### WHAT TO DO
State how many lines in the entries below contain "width". Write nothing but the number.
## Start DATA FOR THE TASK
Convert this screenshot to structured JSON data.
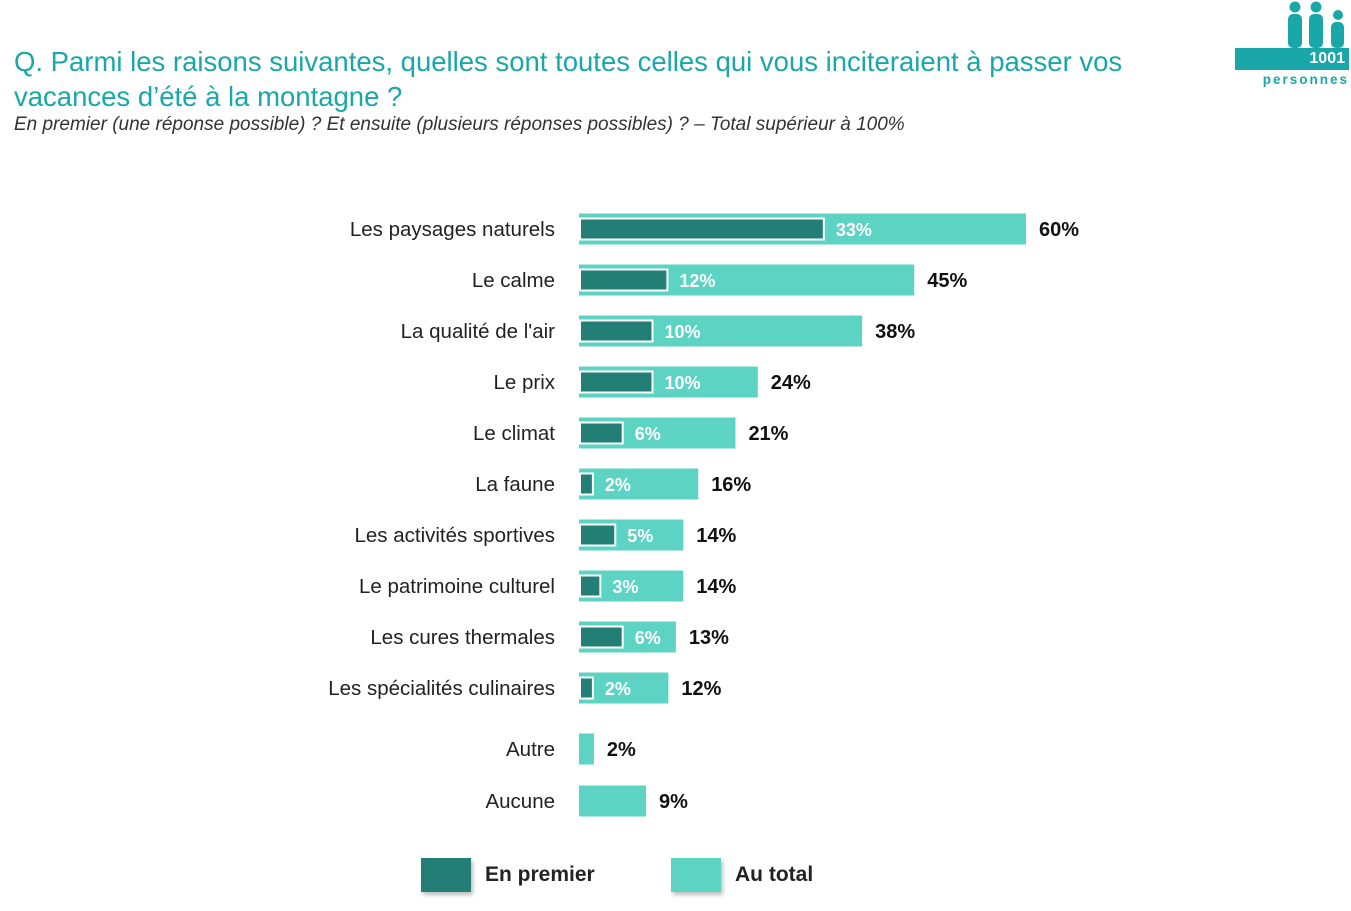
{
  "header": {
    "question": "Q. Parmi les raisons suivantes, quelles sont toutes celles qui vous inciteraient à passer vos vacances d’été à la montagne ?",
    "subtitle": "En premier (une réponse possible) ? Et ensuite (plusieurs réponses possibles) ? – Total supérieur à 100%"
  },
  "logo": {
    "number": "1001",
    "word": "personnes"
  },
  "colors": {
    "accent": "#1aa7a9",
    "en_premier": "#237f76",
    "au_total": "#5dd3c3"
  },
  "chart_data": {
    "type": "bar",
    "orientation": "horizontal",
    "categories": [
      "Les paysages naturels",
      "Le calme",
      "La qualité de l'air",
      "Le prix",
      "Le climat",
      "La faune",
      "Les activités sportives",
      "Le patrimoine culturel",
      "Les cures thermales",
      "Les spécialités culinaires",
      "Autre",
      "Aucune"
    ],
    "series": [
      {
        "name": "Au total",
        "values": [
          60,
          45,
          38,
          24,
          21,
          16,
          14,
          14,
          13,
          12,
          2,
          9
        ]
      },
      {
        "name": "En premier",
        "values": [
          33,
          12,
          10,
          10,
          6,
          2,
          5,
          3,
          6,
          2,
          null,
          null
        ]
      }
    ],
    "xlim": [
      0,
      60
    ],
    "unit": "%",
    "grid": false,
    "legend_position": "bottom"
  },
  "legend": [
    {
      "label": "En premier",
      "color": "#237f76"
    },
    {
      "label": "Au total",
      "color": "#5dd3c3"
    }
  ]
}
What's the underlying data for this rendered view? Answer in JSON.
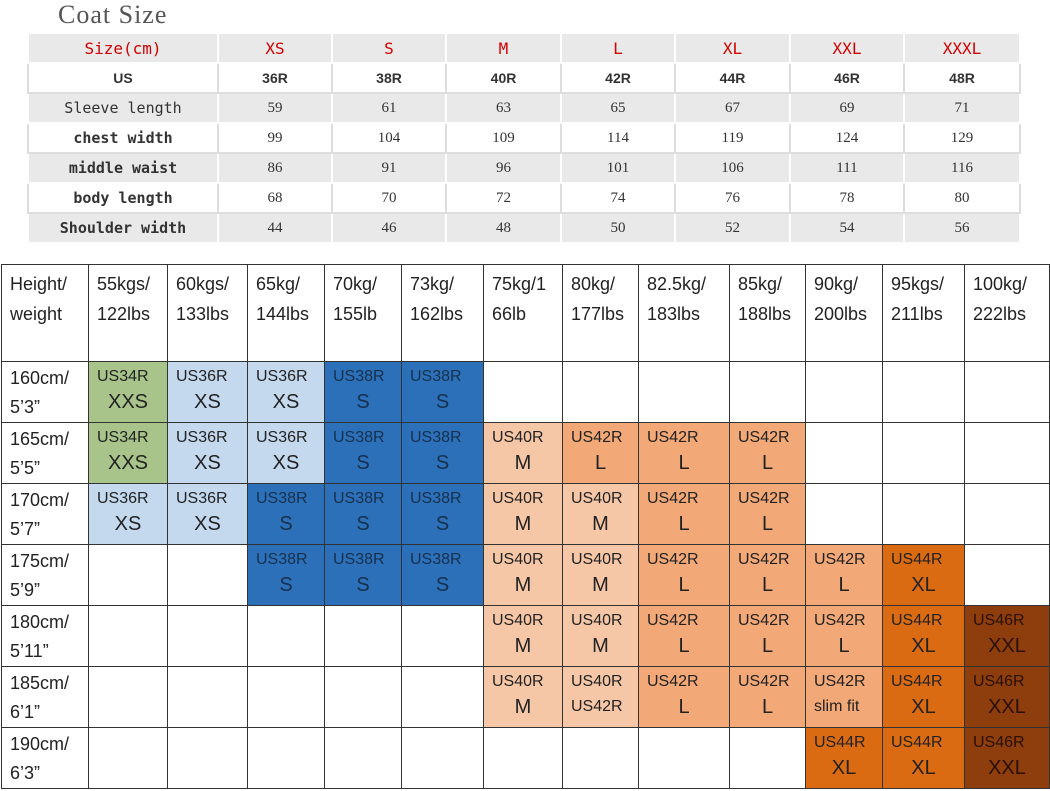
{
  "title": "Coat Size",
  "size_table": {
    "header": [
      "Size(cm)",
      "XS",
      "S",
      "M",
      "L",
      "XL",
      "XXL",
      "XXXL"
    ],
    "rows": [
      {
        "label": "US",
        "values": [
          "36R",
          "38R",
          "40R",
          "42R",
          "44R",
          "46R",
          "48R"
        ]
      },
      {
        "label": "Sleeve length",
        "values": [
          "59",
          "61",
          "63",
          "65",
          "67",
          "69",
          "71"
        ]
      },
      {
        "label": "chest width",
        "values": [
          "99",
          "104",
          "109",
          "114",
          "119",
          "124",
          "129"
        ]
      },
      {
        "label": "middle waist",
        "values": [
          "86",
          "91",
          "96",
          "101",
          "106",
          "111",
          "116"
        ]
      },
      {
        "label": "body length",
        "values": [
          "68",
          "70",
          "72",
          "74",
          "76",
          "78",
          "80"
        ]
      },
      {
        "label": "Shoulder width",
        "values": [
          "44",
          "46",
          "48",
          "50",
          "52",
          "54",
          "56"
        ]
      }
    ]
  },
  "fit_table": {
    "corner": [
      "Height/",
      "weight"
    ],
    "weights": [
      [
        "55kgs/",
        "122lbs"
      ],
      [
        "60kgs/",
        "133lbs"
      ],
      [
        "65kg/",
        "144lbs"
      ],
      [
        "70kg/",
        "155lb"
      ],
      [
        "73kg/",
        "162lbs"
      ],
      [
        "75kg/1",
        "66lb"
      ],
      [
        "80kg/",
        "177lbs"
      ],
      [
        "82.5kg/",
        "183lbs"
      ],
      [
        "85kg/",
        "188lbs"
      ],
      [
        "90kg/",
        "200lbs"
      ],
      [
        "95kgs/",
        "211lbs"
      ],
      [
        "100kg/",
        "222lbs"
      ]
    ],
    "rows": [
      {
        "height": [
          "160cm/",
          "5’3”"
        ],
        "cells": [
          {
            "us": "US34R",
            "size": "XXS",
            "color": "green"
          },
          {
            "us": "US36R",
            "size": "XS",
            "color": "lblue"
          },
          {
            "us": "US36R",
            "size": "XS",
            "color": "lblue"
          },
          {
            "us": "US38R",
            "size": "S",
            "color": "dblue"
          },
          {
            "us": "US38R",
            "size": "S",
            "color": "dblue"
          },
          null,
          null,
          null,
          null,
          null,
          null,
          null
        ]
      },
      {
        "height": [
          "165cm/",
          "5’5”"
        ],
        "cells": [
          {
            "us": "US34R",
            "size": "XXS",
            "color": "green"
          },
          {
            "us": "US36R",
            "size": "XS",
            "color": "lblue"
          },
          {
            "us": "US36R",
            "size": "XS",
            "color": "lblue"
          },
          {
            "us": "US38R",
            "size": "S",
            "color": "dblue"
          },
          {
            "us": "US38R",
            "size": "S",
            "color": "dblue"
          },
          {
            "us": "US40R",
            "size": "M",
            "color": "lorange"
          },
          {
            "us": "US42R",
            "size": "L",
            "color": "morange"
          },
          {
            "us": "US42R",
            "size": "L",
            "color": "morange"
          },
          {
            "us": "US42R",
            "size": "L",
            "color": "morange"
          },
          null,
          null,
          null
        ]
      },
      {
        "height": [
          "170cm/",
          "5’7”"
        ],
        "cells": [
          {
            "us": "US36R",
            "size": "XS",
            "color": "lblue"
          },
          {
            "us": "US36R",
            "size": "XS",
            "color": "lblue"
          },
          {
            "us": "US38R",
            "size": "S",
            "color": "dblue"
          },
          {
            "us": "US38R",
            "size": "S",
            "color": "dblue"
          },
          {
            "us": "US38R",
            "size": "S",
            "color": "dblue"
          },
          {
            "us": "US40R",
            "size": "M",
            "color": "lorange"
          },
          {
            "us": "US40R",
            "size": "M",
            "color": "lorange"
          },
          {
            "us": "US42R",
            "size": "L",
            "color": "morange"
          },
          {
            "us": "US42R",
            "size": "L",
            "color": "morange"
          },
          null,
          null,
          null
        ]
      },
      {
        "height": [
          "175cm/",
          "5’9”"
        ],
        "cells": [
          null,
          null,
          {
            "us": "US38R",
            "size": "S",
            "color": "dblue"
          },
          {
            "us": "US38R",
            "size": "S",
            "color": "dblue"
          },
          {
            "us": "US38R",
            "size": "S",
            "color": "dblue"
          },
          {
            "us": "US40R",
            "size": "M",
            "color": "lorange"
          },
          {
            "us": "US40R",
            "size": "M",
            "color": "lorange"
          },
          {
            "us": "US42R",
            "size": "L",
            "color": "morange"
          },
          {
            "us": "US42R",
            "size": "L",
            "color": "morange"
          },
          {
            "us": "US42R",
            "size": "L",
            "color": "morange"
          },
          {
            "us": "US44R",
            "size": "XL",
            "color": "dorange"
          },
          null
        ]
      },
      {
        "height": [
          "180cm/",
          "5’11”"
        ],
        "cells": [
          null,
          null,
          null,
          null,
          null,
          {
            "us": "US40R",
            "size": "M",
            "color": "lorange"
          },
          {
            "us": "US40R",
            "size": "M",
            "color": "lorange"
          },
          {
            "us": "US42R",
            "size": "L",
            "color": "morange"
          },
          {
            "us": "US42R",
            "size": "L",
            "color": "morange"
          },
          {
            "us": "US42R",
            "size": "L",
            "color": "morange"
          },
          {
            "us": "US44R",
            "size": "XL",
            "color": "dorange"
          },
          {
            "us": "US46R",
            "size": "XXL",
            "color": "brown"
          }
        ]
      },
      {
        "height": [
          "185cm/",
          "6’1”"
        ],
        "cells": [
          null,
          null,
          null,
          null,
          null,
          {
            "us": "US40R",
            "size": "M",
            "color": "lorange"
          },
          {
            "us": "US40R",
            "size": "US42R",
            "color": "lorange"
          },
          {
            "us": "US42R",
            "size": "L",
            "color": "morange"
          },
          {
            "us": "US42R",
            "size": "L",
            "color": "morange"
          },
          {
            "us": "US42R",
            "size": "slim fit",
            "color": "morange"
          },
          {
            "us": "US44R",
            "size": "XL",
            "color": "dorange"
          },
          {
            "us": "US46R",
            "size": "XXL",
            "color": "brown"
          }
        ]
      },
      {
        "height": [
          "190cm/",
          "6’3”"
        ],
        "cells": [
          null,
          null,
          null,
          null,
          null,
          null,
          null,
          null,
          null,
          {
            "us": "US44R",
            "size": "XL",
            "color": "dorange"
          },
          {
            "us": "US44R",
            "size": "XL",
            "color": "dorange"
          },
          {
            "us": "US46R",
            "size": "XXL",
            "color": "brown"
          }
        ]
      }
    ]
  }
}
## End DATA FOR THE TASK
### SOLUTION TO THIS EXERCISE
2